Start of INPUT

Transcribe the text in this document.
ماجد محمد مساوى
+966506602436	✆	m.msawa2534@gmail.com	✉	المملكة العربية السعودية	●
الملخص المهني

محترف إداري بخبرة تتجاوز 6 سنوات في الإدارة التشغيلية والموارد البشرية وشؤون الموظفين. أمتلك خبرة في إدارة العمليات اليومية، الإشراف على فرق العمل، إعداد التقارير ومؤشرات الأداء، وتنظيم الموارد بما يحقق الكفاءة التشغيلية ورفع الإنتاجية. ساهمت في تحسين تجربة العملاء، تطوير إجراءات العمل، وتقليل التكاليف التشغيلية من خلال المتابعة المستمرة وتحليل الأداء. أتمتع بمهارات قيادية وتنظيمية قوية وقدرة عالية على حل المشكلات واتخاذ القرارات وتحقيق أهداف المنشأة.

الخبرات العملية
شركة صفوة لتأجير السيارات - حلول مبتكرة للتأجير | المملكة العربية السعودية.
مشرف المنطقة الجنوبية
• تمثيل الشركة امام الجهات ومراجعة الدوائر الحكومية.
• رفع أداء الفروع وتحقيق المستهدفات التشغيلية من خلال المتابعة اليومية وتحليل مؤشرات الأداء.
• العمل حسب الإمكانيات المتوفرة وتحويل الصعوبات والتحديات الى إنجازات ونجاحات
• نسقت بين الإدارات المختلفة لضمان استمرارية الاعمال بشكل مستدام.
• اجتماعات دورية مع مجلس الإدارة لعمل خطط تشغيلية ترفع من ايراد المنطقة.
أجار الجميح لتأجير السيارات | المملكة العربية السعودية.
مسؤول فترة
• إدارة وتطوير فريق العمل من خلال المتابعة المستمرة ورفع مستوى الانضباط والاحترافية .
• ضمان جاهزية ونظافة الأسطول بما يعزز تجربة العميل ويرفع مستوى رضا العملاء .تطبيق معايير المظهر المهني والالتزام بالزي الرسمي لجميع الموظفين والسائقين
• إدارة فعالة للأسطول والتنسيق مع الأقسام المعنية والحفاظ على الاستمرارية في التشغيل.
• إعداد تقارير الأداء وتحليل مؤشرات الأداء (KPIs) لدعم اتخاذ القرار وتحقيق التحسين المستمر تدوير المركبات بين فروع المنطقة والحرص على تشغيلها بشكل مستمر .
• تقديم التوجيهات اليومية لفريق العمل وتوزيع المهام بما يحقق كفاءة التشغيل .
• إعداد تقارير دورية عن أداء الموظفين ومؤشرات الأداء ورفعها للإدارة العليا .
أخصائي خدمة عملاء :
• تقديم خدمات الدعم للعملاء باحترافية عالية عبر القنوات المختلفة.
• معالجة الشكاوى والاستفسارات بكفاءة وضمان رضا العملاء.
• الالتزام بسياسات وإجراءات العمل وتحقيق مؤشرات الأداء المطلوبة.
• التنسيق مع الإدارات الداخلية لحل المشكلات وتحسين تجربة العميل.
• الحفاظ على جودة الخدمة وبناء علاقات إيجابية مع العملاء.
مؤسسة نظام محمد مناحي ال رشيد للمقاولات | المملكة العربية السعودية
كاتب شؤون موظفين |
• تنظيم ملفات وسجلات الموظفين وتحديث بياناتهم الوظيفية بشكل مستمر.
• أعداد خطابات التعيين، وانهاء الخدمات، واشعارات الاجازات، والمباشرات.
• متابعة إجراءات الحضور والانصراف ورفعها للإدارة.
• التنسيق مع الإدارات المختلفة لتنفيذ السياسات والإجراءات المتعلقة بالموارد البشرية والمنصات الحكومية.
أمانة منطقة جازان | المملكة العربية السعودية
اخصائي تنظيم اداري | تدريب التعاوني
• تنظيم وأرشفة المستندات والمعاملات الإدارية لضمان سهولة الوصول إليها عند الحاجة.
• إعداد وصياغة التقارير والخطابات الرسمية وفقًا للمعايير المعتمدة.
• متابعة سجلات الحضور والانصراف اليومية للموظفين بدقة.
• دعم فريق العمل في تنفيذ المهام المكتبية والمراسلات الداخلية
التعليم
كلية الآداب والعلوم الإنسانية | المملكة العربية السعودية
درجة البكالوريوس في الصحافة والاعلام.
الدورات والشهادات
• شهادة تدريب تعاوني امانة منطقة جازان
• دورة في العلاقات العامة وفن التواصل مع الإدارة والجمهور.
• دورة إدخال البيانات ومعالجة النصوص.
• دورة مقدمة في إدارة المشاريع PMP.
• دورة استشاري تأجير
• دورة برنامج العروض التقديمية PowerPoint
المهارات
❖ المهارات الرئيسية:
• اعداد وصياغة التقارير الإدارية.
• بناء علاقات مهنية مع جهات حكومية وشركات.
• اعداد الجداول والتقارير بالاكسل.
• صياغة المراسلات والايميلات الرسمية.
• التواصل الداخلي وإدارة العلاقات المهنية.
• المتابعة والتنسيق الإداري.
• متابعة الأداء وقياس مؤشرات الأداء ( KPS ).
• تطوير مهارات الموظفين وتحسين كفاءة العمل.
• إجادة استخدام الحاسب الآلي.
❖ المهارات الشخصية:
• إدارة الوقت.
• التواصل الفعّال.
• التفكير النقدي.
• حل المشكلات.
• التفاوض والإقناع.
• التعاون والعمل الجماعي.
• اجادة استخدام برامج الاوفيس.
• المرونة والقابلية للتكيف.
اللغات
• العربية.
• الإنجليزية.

End of INPUT

- **SHORT TASK**: Reproduce each record exactly, leaving nothing out.

- **ANSWER**:
Transcribe the text in this document.
ماجد محمد مساوى
+966506602436	✆	m.msawa2534@gmail.com	✉	المملكة العربية السعودية	●
الملخص المهني

محترف إداري بخبرة تتجاوز 6 سنوات في الإدارة التشغيلية والموارد البشرية وشؤون الموظفين. أمتلك خبرة في إدارة العمليات اليومية، الإشراف على فرق العمل، إعداد التقارير ومؤشرات الأداء، وتنظيم الموارد بما يحقق الكفاءة التشغيلية ورفع الإنتاجية. ساهمت في تحسين تجربة العملاء، تطوير إجراءات العمل، وتقليل التكاليف التشغيلية من خلال المتابعة المستمرة وتحليل الأداء. أتمتع بمهارات قيادية وتنظيمية قوية وقدرة عالية على حل المشكلات واتخاذ القرارات وتحقيق أهداف المنشأة.

الخبرات العملية
شركة صفوة لتأجير السيارات - حلول مبتكرة للتأجير | المملكة العربية السعودية.
مشرف المنطقة الجنوبية
• تمثيل الشركة امام الجهات ومراجعة الدوائر الحكومية.
• رفع أداء الفروع وتحقيق المستهدفات التشغيلية من خلال المتابعة اليومية وتحليل مؤشرات الأداء.
• العمل حسب الإمكانيات المتوفرة وتحويل الصعوبات والتحديات الى إنجازات ونجاحات
• نسقت بين الإدارات المختلفة لضمان استمرارية الاعمال بشكل مستدام.
• اجتماعات دورية مع مجلس الإدارة لعمل خطط تشغيلية ترفع من ايراد المنطقة.
أجار الجميح لتأجير السيارات | المملكة العربية السعودية.
مسؤول فترة
• إدارة وتطوير فريق العمل من خلال المتابعة المستمرة ورفع مستوى الانضباط والاحترافية .
• ضمان جاهزية ونظافة الأسطول بما يعزز تجربة العميل ويرفع مستوى رضا العملاء .تطبيق معايير المظهر المهني والالتزام بالزي الرسمي لجميع الموظفين والسائقين
• إدارة فعالة للأسطول والتنسيق مع الأقسام المعنية والحفاظ على الاستمرارية في التشغيل.
• إعداد تقارير الأداء وتحليل مؤشرات الأداء (KPIs) لدعم اتخاذ القرار وتحقيق التحسين المستمر تدوير المركبات بين فروع المنطقة والحرص على تشغيلها بشكل مستمر .
• تقديم التوجيهات اليومية لفريق العمل وتوزيع المهام بما يحقق كفاءة التشغيل .
• إعداد تقارير دورية عن أداء الموظفين ومؤشرات الأداء ورفعها للإدارة العليا .
أخصائي خدمة عملاء :
• تقديم خدمات الدعم للعملاء باحترافية عالية عبر القنوات المختلفة.
• معالجة الشكاوى والاستفسارات بكفاءة وضمان رضا العملاء.
• الالتزام بسياسات وإجراءات العمل وتحقيق مؤشرات الأداء المطلوبة.
• التنسيق مع الإدارات الداخلية لحل المشكلات وتحسين تجربة العميل.
• الحفاظ على جودة الخدمة وبناء علاقات إيجابية مع العملاء.
مؤسسة نظام محمد مناحي ال رشيد للمقاولات | المملكة العربية السعودية
كاتب شؤون موظفين |
• تنظيم ملفات وسجلات الموظفين وتحديث بياناتهم الوظيفية بشكل مستمر.
• أعداد خطابات التعيين، وانهاء الخدمات، واشعارات الاجازات، والمباشرات.
• متابعة إجراءات الحضور والانصراف ورفعها للإدارة.
• التنسيق مع الإدارات المختلفة لتنفيذ السياسات والإجراءات المتعلقة بالموارد البشرية والمنصات الحكومية.
أمانة منطقة جازان | المملكة العربية السعودية
اخصائي تنظيم اداري | تدريب التعاوني
• تنظيم وأرشفة المستندات والمعاملات الإدارية لضمان سهولة الوصول إليها عند الحاجة.
• إعداد وصياغة التقارير والخطابات الرسمية وفقًا للمعايير المعتمدة.
• متابعة سجلات الحضور والانصراف اليومية للموظفين بدقة.
• دعم فريق العمل في تنفيذ المهام المكتبية والمراسلات الداخلية
التعليم
كلية الآداب والعلوم الإنسانية | المملكة العربية السعودية
درجة البكالوريوس في الصحافة والاعلام.
الدورات والشهادات
• شهادة تدريب تعاوني امانة منطقة جازان
• دورة في العلاقات العامة وفن التواصل مع الإدارة والجمهور.
• دورة إدخال البيانات ومعالجة النصوص.
• دورة مقدمة في إدارة المشاريع PMP.
• دورة استشاري تأجير
• دورة برنامج العروض التقديمية PowerPoint
المهارات
❖ المهارات الرئيسية:
• اعداد وصياغة التقارير الإدارية.
• بناء علاقات مهنية مع جهات حكومية وشركات.
• اعداد الجداول والتقارير بالاكسل.
• صياغة المراسلات والايميلات الرسمية.
• التواصل الداخلي وإدارة العلاقات المهنية.
• المتابعة والتنسيق الإداري.
• متابعة الأداء وقياس مؤشرات الأداء ( KPS ).
• تطوير مهارات الموظفين وتحسين كفاءة العمل.
• إجادة استخدام الحاسب الآلي.
❖ المهارات الشخصية:
• إدارة الوقت.
• التواصل الفعّال.
• التفكير النقدي.
• حل المشكلات.
• التفاوض والإقناع.
• التعاون والعمل الجماعي.
• اجادة استخدام برامج الاوفيس.
• المرونة والقابلية للتكيف.
اللغات
• العربية.
• الإنجليزية.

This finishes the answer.